── ENTRIES PROVIDED

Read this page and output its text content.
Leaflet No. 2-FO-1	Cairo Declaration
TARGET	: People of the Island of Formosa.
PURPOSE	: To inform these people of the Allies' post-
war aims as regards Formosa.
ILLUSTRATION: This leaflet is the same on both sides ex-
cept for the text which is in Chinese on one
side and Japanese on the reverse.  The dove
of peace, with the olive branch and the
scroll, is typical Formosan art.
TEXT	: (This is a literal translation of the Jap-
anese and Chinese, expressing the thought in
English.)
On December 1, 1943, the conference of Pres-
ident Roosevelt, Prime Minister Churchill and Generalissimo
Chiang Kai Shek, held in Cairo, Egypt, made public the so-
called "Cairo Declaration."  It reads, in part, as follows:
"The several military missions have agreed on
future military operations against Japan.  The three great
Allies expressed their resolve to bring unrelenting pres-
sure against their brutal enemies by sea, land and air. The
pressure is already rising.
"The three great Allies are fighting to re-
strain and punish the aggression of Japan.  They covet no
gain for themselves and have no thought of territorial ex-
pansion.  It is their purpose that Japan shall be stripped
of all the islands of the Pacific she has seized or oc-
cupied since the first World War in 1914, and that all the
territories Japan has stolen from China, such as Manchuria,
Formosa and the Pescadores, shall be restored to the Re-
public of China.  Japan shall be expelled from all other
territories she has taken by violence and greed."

────

▶ **WORK REQUIRED**
Identify the lines above that contain the word "three", then copy them.

▶ **CORRECT RESPONSE**
future military operations against Japan.  The three great
"The three great Allies are fighting to re-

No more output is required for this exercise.